Stored data entries
((

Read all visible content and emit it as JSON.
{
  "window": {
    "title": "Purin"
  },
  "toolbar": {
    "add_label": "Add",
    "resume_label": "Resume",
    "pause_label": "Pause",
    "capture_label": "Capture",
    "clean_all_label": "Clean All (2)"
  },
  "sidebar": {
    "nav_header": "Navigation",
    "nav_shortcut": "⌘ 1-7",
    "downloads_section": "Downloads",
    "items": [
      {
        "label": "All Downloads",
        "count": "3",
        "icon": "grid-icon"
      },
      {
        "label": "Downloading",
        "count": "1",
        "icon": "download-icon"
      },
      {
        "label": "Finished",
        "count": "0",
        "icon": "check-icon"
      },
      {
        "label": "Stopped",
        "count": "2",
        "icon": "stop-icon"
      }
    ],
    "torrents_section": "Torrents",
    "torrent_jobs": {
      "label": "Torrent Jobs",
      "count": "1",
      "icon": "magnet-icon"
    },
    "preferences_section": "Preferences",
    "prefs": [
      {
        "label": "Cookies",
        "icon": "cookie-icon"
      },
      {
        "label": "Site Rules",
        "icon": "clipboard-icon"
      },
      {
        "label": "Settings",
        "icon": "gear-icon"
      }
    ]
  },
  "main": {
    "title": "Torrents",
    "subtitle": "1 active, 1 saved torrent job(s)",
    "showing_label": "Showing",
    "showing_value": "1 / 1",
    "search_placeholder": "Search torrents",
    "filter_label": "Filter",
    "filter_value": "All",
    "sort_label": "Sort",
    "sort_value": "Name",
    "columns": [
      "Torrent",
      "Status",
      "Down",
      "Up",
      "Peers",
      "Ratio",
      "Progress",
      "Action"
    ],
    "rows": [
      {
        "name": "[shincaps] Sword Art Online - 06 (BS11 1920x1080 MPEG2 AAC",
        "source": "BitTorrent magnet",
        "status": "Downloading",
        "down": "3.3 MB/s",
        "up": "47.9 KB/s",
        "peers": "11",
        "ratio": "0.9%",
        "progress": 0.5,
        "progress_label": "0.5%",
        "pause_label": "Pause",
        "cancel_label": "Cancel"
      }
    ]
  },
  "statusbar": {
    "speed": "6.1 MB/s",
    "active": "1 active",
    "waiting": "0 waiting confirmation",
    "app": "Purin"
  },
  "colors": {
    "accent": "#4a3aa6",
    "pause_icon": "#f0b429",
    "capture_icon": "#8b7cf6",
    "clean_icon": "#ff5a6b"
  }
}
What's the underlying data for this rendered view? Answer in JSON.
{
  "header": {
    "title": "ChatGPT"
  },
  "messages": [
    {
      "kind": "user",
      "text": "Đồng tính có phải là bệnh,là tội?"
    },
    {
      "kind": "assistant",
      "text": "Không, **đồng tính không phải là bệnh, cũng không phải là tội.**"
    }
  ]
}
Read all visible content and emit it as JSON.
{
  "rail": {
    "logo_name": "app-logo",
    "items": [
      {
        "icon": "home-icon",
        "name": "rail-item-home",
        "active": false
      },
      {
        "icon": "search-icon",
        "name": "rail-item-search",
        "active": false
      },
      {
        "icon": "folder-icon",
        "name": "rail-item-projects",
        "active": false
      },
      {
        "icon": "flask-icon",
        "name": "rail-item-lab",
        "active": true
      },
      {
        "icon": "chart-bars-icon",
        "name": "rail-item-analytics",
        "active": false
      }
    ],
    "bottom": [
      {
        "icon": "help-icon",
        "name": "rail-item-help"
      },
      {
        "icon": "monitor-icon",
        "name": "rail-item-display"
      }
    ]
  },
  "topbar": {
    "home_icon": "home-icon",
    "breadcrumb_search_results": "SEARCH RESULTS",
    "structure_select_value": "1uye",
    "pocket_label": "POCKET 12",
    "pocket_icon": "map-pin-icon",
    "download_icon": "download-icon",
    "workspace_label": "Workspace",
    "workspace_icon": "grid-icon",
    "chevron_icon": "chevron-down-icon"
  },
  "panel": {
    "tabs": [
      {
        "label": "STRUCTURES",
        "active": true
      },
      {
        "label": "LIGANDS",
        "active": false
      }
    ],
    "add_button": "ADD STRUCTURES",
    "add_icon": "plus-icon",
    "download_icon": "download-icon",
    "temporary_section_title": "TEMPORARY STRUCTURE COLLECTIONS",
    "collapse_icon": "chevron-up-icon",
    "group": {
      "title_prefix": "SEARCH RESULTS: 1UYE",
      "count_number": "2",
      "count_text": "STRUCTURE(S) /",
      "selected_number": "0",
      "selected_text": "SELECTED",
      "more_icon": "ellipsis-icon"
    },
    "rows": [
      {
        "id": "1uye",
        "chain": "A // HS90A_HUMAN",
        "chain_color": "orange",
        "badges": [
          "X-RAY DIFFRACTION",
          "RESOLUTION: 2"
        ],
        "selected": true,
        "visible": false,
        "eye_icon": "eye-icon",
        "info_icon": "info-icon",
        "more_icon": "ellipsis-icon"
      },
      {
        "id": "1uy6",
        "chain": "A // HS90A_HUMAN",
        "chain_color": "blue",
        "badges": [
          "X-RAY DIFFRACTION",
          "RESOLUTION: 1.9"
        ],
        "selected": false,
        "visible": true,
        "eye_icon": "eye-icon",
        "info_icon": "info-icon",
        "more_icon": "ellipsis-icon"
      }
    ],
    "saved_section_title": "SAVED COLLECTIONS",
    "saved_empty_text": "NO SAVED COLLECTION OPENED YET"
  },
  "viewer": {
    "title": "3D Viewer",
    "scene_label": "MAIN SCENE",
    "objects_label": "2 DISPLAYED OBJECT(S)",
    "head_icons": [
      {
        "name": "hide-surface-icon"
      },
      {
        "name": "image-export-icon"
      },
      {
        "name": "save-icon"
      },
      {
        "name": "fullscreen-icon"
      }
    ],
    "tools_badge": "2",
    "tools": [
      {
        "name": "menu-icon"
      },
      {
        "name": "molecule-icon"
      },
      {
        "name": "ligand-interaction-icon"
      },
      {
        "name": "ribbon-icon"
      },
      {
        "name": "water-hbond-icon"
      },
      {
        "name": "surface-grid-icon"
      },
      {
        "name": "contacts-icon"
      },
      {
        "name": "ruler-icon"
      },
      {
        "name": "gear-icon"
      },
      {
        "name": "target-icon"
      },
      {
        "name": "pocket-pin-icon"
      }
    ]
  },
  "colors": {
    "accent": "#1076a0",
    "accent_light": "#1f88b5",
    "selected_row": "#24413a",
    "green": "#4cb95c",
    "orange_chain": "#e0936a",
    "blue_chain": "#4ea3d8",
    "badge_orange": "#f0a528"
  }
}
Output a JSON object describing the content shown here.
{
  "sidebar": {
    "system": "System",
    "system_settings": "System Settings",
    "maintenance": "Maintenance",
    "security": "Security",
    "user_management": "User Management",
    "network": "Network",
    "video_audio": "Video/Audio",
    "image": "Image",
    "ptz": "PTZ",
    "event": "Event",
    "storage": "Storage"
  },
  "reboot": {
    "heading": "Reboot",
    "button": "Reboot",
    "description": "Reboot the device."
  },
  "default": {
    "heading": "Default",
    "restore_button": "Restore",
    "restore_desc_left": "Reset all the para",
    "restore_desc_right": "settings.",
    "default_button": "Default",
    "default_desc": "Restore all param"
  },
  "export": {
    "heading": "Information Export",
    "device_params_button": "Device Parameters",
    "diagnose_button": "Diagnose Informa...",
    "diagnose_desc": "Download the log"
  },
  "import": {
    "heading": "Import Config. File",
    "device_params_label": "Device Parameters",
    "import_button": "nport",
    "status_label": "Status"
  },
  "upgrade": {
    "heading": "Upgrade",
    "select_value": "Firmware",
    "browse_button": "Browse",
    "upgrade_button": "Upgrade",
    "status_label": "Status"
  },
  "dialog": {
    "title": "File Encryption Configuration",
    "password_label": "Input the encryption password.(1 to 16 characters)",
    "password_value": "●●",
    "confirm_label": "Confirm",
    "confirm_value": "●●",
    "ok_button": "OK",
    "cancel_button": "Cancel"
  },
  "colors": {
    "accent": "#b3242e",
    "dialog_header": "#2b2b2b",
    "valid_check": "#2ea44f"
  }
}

))

◆ **What to produce**:
Gather and return every line that holds the string "magnet".

◆ **Expected answer**:
      "icon": "magnet-icon"
        "source": "BitTorrent magnet",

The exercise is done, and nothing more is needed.